__GIVEN RECORDS__:
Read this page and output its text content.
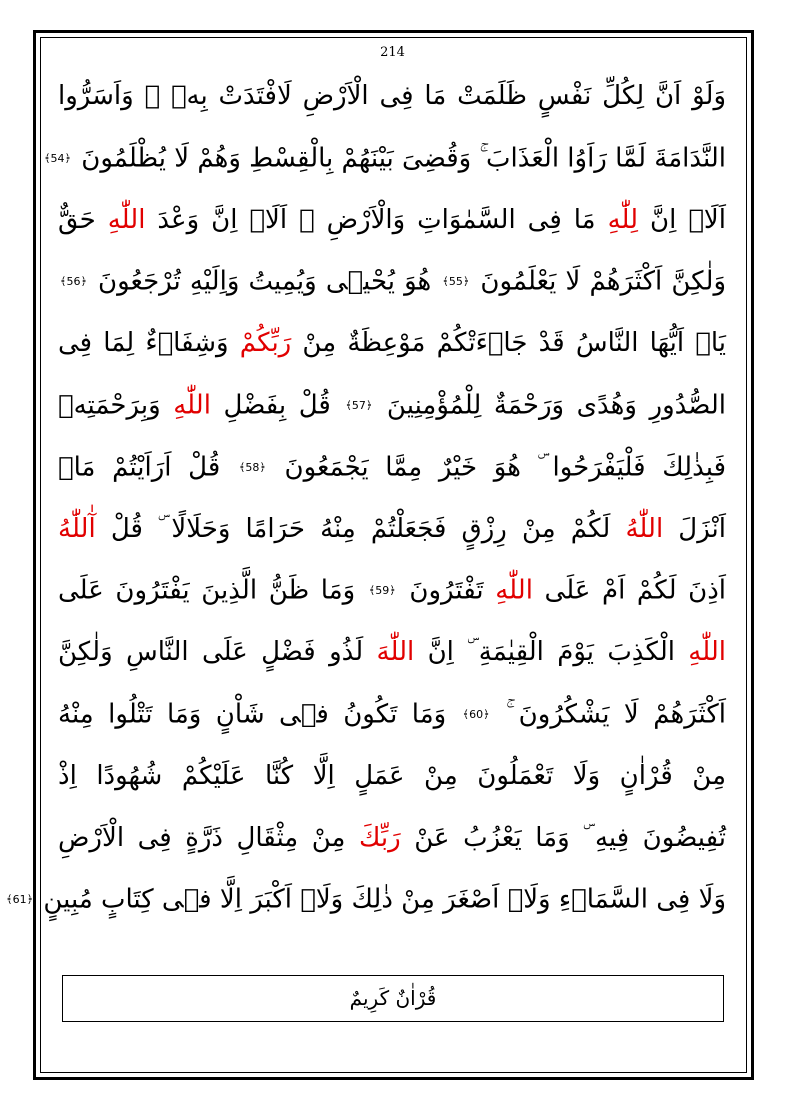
214
وَلَوْ اَنَّ لِكُلِّ نَفْسٍ ظَلَمَتْ مَا فِى الْاَرْضِ لَافْتَدَتْ بِهٖ ۜ وَاَسَرُّوا
النَّدَامَةَ لَمَّا رَاَوُا الْعَذَابَ ۚ وَقُضِىَ بَيْنَهُمْ بِالْقِسْطِ وَهُمْ لَا يُظْلَمُونَ ﴿54﴾
اَلَاۤ اِنَّ لِلّٰهِ مَا فِى السَّمٰوَاتِ وَالْاَرْضِ ۜ اَلَاۤ اِنَّ وَعْدَ اللّٰهِ حَقٌّ
وَلٰكِنَّ اَكْثَرَهُمْ لَا يَعْلَمُونَ ﴿55﴾ هُوَ يُحْيٖى وَيُمِيتُ وَاِلَيْهِ تُرْجَعُونَ ﴿56﴾
يَاۤ اَيُّهَا النَّاسُ قَدْ جَاۤءَتْكُمْ مَوْعِظَةٌ مِنْ رَبِّكُمْ وَشِفَاۤءٌ لِمَا فِى
الصُّدُورِ وَهُدًى وَرَحْمَةٌ لِلْمُؤْمِنِينَ ﴿57﴾ قُلْ بِفَضْلِ اللّٰهِ وَبِرَحْمَتِهٖ
فَبِذٰلِكَ فَلْيَفْرَحُوا ۜ هُوَ خَيْرٌ مِمَّا يَجْمَعُونَ ﴿58﴾ قُلْ اَرَاَيْتُمْ مَاۤ
اَنْزَلَ اللّٰهُ لَكُمْ مِنْ رِزْقٍ فَجَعَلْتُمْ مِنْهُ حَرَامًا وَحَلَالًا ۜ قُلْ آٰللّٰهُ
اَذِنَ لَكُمْ اَمْ عَلَى اللّٰهِ تَفْتَرُونَ ﴿59﴾ وَمَا ظَنُّ الَّذِينَ يَفْتَرُونَ عَلَى
اللّٰهِ الْكَذِبَ يَوْمَ الْقِيٰمَةِ ۜ اِنَّ اللّٰهَ لَذُو فَضْلٍ عَلَى النَّاسِ وَلٰكِنَّ
اَكْثَرَهُمْ لَا يَشْكُرُونَ ۚ ﴿60﴾ وَمَا تَكُونُ فٖى شَاْنٍ وَمَا تَتْلُوا مِنْهُ
مِنْ قُرْاٰنٍ وَلَا تَعْمَلُونَ مِنْ عَمَلٍ اِلَّا كُنَّا عَلَيْكُمْ شُهُودًا اِذْ
تُفِيضُونَ فِيهِ ۜ وَمَا يَعْزُبُ عَنْ رَبِّكَ مِنْ مِثْقَالِ ذَرَّةٍ فِى الْاَرْضِ
وَلَا فِى السَّمَاۤءِ وَلَاۤ اَصْغَرَ مِنْ ذٰلِكَ وَلَاۤ اَكْبَرَ اِلَّا فٖى كِتَابٍ مُبِينٍ ﴿61﴾
قُرْاٰنٌ كَرِيمٌ
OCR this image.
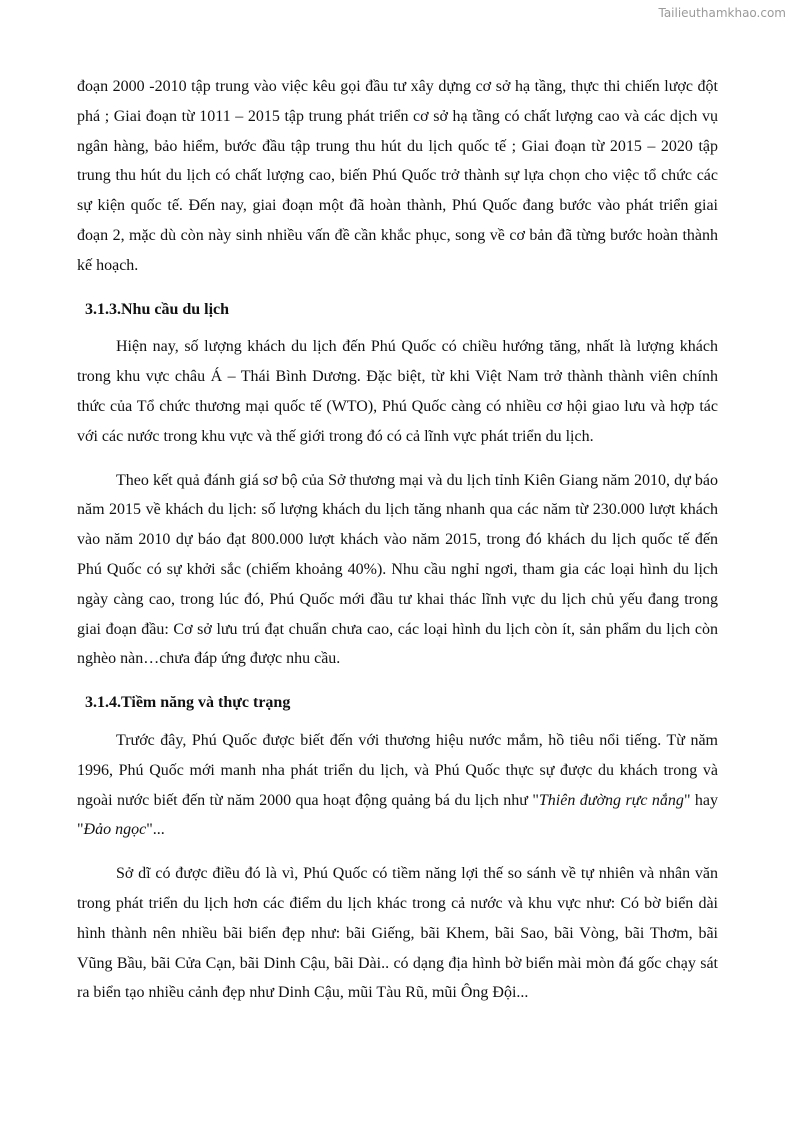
Tailieuthamkhao.com

đoạn 2000 -2010 tập trung vào việc kêu gọi đầu tư xây dựng cơ sở hạ tầng, thực thi chiến lược đột phá ; Giai đoạn từ 1011 – 2015 tập trung phát triển cơ sở hạ tầng có chất lượng cao và các dịch vụ ngân hàng, bảo hiểm, bước đầu tập trung thu hút du lịch quốc tế ; Giai đoạn từ 2015 – 2020 tập trung thu hút du lịch có chất lượng cao, biến Phú Quốc trở thành sự lựa chọn cho việc tổ chức các sự kiện quốc tế. Đến nay, giai đoạn một đã hoàn thành, Phú Quốc đang bước vào phát triển giai đoạn 2, mặc dù còn này sinh nhiều vấn đề cần khắc phục, song về cơ bản đã từng bước hoàn thành kế hoạch.

3.1.3.Nhu cầu du lịch

Hiện nay, số lượng khách du lịch đến Phú Quốc có chiều hướng tăng, nhất là lượng khách trong khu vực châu Á – Thái Bình Dương. Đặc biệt, từ khi Việt Nam trở thành thành viên chính thức của Tổ chức thương mại quốc tế (WTO), Phú Quốc càng có nhiều cơ hội giao lưu và hợp tác với các nước trong khu vực và thế giới trong đó có cả lĩnh vực phát triển du lịch.

Theo kết quả đánh giá sơ bộ của Sở thương mại và du lịch tỉnh Kiên Giang năm 2010, dự báo năm 2015 về khách du lịch: số lượng khách du lịch tăng nhanh qua các năm từ 230.000 lượt khách vào năm 2010 dự báo đạt 800.000 lượt khách vào năm 2015, trong đó khách du lịch quốc tế đến Phú Quốc có sự khởi sắc (chiếm khoảng 40%). Nhu cầu nghỉ ngơi, tham gia các loại hình du lịch ngày càng cao, trong lúc đó, Phú Quốc mới đầu tư khai thác lĩnh vực du lịch chủ yếu đang trong giai đoạn đầu: Cơ sở lưu trú đạt chuẩn chưa cao, các loại hình du lịch còn ít, sản phẩm du lịch còn nghèo nàn…chưa đáp ứng được nhu cầu.

3.1.4.Tiềm năng và thực trạng

Trước đây, Phú Quốc được biết đến với thương hiệu nước mắm, hồ tiêu nổi tiếng. Từ năm 1996, Phú Quốc mới manh nha phát triển du lịch, và Phú Quốc thực sự được du khách trong và ngoài nước biết đến từ năm 2000 qua hoạt động quảng bá du lịch như "Thiên đường rực nắng" hay "Đảo ngọc"...

Sở dĩ có được điều đó là vì, Phú Quốc có tiềm năng lợi thế so sánh về tự nhiên và nhân văn trong phát triển du lịch hơn các điểm du lịch khác trong cả nước và khu vực như: Có bờ biển dài hình thành nên nhiều bãi biển đẹp như: bãi Giếng, bãi Khem, bãi Sao, bãi Vòng, bãi Thơm, bãi Vũng Bầu, bãi Cửa Cạn, bãi Dinh Cậu, bãi Dài.. có dạng địa hình bờ biển mài mòn đá gốc chạy sát ra biển tạo nhiều cảnh đẹp như Dinh Cậu, mũi Tàu Rũ, mũi Ông Đội...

__WHAT IS EXPECTED__: Identify the lines of the data that contain the word "năng". Copy each of them.

__CORRECT OUTPUT__:
3.1.4.Tiềm năng và thực trạng
Sở dĩ có được điều đó là vì, Phú Quốc có tiềm năng lợi thế so sánh về tự nhiên và nhân văn trong phát triển du lịch hơn các điểm du lịch khác trong cả nước và khu vực như: Có bờ biển dài hình thành nên nhiều bãi biển đẹp như: bãi Giếng, bãi Khem, bãi Sao, bãi Vòng, bãi Thơm, bãi Vũng Bầu, bãi Cửa Cạn, bãi Dinh Cậu, bãi Dài.. có dạng địa hình bờ biển mài mòn đá gốc chạy sát ra biển tạo nhiều cảnh đẹp như Dinh Cậu, mũi Tàu Rũ, mũi Ông Đội...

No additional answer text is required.